In full and without deviation, write out the entries that follow.

◆ Figure data in JSON ◆
--- --- ---
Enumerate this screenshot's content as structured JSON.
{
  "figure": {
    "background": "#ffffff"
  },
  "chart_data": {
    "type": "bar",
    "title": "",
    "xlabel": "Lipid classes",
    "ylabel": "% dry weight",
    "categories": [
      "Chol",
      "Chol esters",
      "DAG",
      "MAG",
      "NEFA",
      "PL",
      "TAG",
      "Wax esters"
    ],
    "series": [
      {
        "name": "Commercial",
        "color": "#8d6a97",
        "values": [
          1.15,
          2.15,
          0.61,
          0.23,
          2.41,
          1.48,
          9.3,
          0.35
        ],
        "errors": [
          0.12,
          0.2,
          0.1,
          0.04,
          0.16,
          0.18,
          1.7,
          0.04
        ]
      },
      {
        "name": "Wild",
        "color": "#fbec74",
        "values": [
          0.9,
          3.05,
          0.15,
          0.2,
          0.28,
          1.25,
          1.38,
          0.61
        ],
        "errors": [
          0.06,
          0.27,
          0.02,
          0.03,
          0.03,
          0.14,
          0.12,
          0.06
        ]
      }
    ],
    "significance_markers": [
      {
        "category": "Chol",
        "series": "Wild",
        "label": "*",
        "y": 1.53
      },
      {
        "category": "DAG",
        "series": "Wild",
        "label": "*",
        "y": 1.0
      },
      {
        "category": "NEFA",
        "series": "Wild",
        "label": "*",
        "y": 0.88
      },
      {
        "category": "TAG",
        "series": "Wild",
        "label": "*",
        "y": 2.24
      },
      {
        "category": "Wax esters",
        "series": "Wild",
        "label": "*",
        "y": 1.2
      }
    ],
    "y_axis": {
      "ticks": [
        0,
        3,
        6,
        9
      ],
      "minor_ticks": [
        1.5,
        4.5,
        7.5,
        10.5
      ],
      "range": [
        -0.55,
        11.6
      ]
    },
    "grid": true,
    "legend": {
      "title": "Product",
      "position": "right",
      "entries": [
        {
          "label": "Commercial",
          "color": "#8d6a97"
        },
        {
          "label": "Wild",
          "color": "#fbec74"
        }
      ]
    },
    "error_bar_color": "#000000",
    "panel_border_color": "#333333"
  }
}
--- --- ---
◆ EXERCISE OUTPUT ◆
Enumerate this screenshot's content as structured JSON.
{
  "figure": {
    "background": "#ffffff"
  },
  "chart_data": {
    "type": "bar",
    "title": "",
    "xlabel": "Lipid classes",
    "ylabel": "% dry weight",
    "categories": [
      "Chol",
      "Chol esters",
      "DAG",
      "MAG",
      "NEFA",
      "PL",
      "TAG",
      "Wax esters"
    ],
    "series": [
      {
        "name": "Commercial",
        "color": "#8d6a97",
        "values": [
          1.15,
          2.15,
          0.61,
          0.23,
          2.41,
          1.48,
          9.3,
          0.35
        ],
        "errors": [
          0.12,
          0.2,
          0.1,
          0.04,
          0.16,
          0.18,
          1.7,
          0.04
        ]
      },
      {
        "name": "Wild",
        "color": "#fbec74",
        "values": [
          0.9,
          3.05,
          0.15,
          0.2,
          0.28,
          1.25,
          1.38,
          0.61
        ],
        "errors": [
          0.06,
          0.27,
          0.02,
          0.03,
          0.03,
          0.14,
          0.12,
          0.06
        ]
      }
    ],
    "significance_markers": [
      {
        "category": "Chol",
        "series": "Wild",
        "label": "*",
        "y": 1.53
      },
      {
        "category": "DAG",
        "series": "Wild",
        "label": "*",
        "y": 1.0
      },
      {
        "category": "NEFA",
        "series": "Wild",
        "label": "*",
        "y": 0.88
      },
      {
        "category": "TAG",
        "series": "Wild",
        "label": "*",
        "y": 2.24
      },
      {
        "category": "Wax esters",
        "series": "Wild",
        "label": "*",
        "y": 1.2
      }
    ],
    "y_axis": {
      "ticks": [
        0,
        3,
        6,
        9
      ],
      "minor_ticks": [
        1.5,
        4.5,
        7.5,
        10.5
      ],
      "range": [
        -0.55,
        11.6
      ]
    },
    "grid": true,
    "legend": {
      "title": "Product",
      "position": "right",
      "entries": [
        {
          "label": "Commercial",
          "color": "#8d6a97"
        },
        {
          "label": "Wild",
          "color": "#fbec74"
        }
      ]
    },
    "error_bar_color": "#000000",
    "panel_border_color": "#333333"
  }
}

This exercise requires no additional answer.